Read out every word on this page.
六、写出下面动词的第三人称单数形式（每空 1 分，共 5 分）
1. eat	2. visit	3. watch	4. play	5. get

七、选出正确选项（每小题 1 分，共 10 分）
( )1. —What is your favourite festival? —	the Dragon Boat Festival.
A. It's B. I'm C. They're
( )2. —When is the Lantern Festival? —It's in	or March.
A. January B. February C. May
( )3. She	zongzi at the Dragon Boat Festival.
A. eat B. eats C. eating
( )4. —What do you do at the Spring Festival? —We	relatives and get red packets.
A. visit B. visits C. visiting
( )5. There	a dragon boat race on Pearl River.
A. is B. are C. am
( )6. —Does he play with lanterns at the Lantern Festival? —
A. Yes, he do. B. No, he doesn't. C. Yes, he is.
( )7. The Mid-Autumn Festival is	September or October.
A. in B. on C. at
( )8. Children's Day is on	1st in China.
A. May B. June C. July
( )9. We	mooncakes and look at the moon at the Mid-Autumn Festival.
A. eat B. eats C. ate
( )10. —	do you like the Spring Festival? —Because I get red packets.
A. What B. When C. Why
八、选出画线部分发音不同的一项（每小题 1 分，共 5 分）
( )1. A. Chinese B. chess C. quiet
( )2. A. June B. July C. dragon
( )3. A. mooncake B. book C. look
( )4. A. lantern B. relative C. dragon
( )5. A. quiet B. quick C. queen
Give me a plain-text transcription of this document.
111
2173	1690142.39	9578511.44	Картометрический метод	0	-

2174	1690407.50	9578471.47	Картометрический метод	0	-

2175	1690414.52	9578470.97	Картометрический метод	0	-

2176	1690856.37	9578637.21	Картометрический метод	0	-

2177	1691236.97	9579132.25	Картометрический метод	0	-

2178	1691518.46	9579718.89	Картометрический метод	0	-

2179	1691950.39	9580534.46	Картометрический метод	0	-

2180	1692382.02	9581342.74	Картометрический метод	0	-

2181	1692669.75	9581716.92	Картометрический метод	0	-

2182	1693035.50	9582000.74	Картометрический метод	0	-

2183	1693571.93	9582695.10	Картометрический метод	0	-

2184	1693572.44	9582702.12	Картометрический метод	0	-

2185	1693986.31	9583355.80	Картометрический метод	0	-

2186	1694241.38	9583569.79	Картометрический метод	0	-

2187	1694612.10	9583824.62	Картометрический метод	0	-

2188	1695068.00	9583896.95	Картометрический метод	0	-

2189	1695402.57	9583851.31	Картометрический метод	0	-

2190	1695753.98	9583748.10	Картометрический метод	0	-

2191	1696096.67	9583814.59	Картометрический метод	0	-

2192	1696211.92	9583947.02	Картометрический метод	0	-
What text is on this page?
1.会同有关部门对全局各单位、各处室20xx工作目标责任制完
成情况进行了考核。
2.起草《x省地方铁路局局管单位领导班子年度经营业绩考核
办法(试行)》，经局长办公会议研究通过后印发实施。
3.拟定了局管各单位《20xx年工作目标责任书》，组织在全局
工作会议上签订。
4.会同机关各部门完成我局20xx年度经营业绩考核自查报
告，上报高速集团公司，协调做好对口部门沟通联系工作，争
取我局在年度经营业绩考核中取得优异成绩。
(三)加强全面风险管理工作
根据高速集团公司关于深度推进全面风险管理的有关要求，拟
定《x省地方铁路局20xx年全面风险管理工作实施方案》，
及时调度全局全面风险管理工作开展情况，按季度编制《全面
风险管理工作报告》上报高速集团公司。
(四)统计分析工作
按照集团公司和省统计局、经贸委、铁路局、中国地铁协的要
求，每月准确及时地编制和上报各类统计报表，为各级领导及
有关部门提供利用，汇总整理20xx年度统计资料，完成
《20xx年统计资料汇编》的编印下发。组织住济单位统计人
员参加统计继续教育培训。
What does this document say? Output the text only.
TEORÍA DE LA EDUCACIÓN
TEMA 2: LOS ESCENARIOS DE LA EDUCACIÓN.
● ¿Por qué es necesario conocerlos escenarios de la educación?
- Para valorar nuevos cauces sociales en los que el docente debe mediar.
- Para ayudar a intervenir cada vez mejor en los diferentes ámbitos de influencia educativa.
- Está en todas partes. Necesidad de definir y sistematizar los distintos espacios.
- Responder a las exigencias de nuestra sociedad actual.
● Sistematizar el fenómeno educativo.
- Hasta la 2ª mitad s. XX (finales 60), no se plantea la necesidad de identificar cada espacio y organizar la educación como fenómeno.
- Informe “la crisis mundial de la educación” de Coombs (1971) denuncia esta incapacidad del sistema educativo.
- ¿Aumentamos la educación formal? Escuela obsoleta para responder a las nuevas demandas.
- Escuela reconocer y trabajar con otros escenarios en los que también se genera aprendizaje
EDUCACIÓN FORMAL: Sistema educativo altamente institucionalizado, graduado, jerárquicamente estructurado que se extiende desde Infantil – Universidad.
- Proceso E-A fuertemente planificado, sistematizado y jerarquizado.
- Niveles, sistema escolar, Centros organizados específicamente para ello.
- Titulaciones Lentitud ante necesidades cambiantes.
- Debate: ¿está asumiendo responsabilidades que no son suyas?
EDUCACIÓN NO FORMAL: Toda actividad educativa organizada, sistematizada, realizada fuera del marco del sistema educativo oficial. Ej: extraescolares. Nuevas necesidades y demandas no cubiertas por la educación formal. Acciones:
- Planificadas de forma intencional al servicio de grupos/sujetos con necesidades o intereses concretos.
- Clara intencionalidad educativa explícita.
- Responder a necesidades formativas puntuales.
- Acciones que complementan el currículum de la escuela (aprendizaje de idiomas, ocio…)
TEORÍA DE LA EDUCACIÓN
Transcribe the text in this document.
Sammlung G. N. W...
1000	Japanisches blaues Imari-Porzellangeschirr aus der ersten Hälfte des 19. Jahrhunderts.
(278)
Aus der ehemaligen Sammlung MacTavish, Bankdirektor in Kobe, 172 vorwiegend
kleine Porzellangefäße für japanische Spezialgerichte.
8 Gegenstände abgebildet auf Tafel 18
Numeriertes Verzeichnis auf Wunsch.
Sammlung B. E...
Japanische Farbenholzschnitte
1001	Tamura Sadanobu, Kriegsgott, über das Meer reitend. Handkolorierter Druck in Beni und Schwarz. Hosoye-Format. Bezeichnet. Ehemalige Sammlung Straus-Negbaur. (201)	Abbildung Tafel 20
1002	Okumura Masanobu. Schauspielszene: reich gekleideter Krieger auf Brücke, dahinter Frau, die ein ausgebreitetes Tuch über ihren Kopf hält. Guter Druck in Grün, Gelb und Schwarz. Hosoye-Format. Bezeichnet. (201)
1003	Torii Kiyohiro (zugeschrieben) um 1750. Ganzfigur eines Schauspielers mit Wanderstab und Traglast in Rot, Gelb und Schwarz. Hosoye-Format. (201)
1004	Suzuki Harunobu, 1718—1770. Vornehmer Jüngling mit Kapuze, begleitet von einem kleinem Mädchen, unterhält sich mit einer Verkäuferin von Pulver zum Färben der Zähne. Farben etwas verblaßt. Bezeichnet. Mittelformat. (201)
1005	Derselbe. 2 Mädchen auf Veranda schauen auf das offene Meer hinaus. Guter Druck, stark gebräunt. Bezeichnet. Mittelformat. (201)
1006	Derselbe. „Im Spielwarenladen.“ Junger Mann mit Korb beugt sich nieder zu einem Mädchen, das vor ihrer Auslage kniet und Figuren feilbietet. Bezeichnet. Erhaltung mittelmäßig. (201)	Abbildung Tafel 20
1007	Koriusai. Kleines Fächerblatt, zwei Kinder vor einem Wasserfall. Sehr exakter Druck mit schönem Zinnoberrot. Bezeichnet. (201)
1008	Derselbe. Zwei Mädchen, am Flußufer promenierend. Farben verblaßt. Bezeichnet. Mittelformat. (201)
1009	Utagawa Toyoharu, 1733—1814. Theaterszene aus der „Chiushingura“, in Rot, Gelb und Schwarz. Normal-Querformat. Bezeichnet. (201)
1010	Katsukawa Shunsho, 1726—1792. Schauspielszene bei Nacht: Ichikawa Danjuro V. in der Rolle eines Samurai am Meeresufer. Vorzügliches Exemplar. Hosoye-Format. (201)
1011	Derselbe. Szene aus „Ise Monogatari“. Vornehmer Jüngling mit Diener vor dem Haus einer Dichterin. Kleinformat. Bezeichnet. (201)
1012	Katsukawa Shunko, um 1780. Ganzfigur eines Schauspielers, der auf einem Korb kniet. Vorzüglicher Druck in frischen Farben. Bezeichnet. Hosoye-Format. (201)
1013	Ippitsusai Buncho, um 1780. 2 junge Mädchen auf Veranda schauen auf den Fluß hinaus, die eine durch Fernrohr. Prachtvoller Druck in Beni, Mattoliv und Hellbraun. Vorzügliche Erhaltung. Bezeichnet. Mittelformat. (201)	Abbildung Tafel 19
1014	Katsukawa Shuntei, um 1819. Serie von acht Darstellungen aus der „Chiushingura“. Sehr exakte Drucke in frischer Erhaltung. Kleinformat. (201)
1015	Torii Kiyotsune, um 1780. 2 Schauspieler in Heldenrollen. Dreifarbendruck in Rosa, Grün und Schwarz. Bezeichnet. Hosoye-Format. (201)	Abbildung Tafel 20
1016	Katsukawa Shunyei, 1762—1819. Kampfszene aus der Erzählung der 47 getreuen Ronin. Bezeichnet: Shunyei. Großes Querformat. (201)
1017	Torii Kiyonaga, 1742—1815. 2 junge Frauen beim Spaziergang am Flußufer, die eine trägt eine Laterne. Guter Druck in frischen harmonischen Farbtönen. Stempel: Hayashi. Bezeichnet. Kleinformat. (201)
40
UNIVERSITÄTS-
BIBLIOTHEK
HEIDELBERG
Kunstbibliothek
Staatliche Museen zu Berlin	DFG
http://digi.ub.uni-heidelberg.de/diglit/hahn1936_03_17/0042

+++

Reproduce each line of the material containing the word "packets".

( )4. —What do you do at the Spring Festival? —We	relatives and get red packets.
( )10. —	do you like the Spring Festival? —Because I get red packets.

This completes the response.